[WHAT YOU WILL DO]: Convert the lines below into a numbered list, with blank lines left out. Leave the pictures out of your answer.

(Stored items)
_ _ _

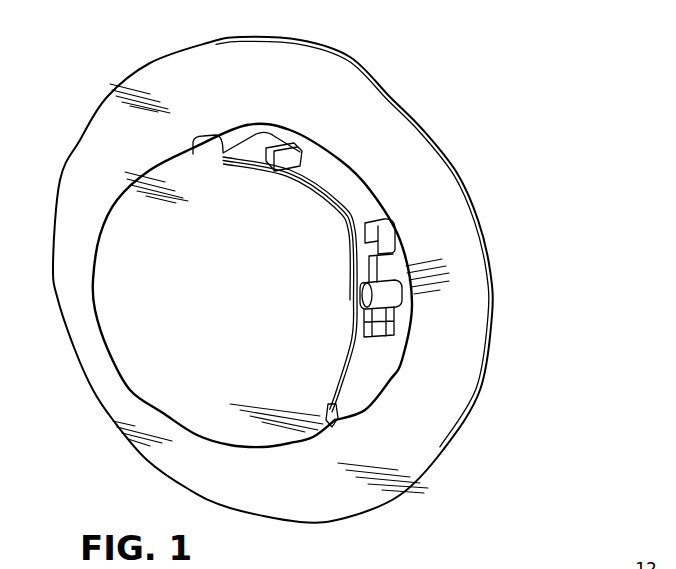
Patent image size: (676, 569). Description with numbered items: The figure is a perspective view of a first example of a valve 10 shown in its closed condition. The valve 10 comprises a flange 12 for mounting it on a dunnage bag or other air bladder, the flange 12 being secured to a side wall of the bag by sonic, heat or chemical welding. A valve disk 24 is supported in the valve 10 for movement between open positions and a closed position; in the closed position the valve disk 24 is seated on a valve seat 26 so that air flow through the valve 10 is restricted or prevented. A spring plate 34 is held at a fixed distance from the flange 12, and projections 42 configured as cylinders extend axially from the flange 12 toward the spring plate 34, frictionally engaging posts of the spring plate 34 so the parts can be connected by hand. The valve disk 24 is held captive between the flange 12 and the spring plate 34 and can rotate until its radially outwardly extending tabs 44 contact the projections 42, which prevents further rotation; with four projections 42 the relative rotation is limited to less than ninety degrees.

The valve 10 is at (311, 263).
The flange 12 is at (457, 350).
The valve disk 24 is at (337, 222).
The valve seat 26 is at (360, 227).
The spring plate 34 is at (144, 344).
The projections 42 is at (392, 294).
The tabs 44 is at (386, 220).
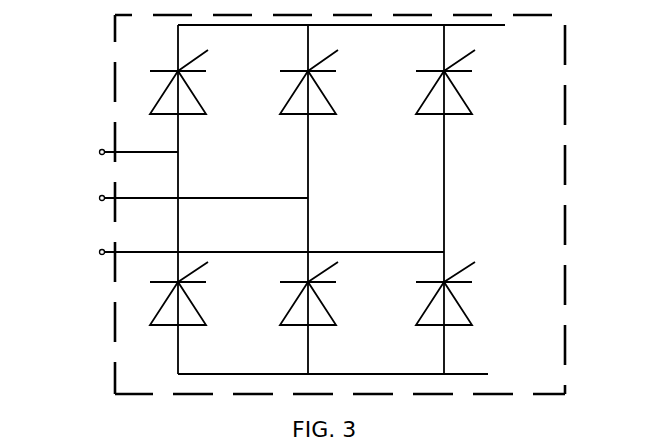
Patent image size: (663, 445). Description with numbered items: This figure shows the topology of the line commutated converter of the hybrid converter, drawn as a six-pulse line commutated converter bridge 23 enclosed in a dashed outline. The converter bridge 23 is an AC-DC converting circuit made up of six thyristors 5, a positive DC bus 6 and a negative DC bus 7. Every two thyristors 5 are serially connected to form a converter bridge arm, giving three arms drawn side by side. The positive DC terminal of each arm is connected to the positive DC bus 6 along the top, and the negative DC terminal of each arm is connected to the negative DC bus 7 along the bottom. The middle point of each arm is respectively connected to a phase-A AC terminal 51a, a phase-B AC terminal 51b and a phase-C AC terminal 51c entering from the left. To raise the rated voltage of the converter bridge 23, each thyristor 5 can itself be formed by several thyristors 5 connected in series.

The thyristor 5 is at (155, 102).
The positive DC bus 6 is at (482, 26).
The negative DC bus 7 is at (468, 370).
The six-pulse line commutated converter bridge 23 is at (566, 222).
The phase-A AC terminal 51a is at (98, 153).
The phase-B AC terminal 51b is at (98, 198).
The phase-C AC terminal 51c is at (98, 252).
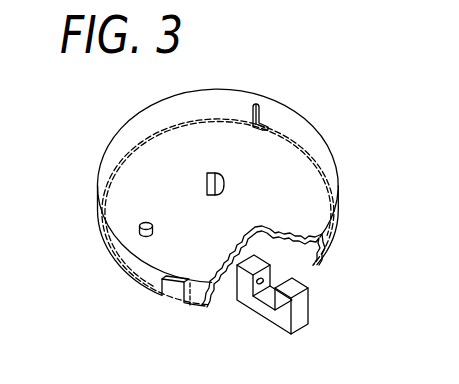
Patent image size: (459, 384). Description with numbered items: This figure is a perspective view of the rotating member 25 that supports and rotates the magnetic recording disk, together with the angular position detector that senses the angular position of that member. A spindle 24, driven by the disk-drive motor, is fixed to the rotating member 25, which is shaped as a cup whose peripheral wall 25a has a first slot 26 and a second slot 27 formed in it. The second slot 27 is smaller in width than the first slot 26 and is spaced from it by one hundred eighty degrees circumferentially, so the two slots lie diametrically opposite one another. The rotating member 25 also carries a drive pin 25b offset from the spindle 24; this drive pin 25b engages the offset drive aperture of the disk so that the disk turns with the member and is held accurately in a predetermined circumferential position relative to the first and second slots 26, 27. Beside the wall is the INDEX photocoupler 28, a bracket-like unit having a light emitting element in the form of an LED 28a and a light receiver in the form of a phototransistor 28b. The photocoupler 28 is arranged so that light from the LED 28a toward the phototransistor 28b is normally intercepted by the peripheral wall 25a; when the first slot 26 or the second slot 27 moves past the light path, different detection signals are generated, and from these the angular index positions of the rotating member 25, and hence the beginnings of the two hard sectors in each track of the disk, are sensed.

_ _ _

[WRITTEN SOLUTION]:
1. Patent image size: (676, 569). Description with numbered items: The figure is a perspective view of a first example of a valve 10 shown in its closed condition. The valve 10 comprises a flange 12 for mounting it on a dunnage bag or other air bladder, the flange 12 being secured to a side wall of the bag by sonic, heat or chemical welding. A valve disk 24 is supported in the valve 10 for movement between open positions and a closed position; in the closed position the valve disk 24 is seated on a valve seat 26 so that air flow through the valve 10 is restricted or prevented. A spring plate 34 is held at a fixed distance from the flange 12, and projections 42 configured as cylinders extend axially from the flange 12 toward the spring plate 34, frictionally engaging posts of the spring plate 34 so the parts can be connected by hand. The valve disk 24 is held captive between the flange 12 and the spring plate 34 and can rotate until its radially outwardly extending tabs 44 contact the projections 42, which prevents further rotation; with four projections 42 the relative rotation is limited to less than ninety degrees.
2. The valve 10 is at (311, 263).
3. The flange 12 is at (457, 350).
4. The valve disk 24 is at (337, 222).
5. The valve seat 26 is at (360, 227).
6. The spring plate 34 is at (144, 344).
7. The projections 42 is at (392, 294).
8. The tabs 44 is at (386, 220).
9. Patent image size: (663, 445). Description with numbered items: This figure shows the topology of the line commutated converter of the hybrid converter, drawn as a six-pulse line commutated converter bridge 23 enclosed in a dashed outline. The converter bridge 23 is an AC-DC converting circuit made up of six thyristors 5, a positive DC bus 6 and a negative DC bus 7. Every two thyristors 5 are serially connected to form a converter bridge arm, giving three arms drawn side by side. The positive DC terminal of each arm is connected to the positive DC bus 6 along the top, and the negative DC terminal of each arm is connected to the negative DC bus 7 along the bottom. The middle point of each arm is respectively connected to a phase-A AC terminal 51a, a phase-B AC terminal 51b and a phase-C AC terminal 51c entering from the left. To raise the rated voltage of the converter bridge 23, each thyristor 5 can itself be formed by several thyristors 5 connected in series.
10. The thyristor 5 is at (155, 102).
11. The positive DC bus 6 is at (482, 26).
12. The negative DC bus 7 is at (468, 370).
13. The six-pulse line commutated converter bridge 23 is at (566, 222).
14. The phase-A AC terminal 51a is at (98, 153).
15. The phase-B AC terminal 51b is at (98, 198).
16. The phase-C AC terminal 51c is at (98, 252).
17. Patent image size: (459, 384). Description with numbered items: This figure is a perspective view of the rotating member 25 that supports and rotates the magnetic recording disk, together with the angular position detector that senses the angular position of that member. A spindle 24, driven by the disk-drive motor, is fixed to the rotating member 25, which is shaped as a cup whose peripheral wall 25a has a first slot 26 and a second slot 27 formed in it. The second slot 27 is smaller in width than the first slot 26 and is spaced from it by one hundred eighty degrees circumferentially, so the two slots lie diametrically opposite one another. The rotating member 25 also carries a drive pin 25b offset from the spindle 24; this drive pin 25b engages the offset drive aperture of the disk so that the disk turns with the member and is held accurately in a predetermined circumferential position relative to the first and second slots 26, 27. Beside the wall is the INDEX photocoupler 28, a bracket-like unit having a light emitting element in the form of an LED 28a and a light receiver in the form of a phototransistor 28b. The photocoupler 28 is arranged so that light from the LED 28a toward the phototransistor 28b is normally intercepted by the peripheral wall 25a; when the first slot 26 or the second slot 27 moves past the light path, different detection signals are generated, and from these the angular index positions of the rotating member 25, and hence the beginnings of the two hard sectors in each track of the disk, are sensed.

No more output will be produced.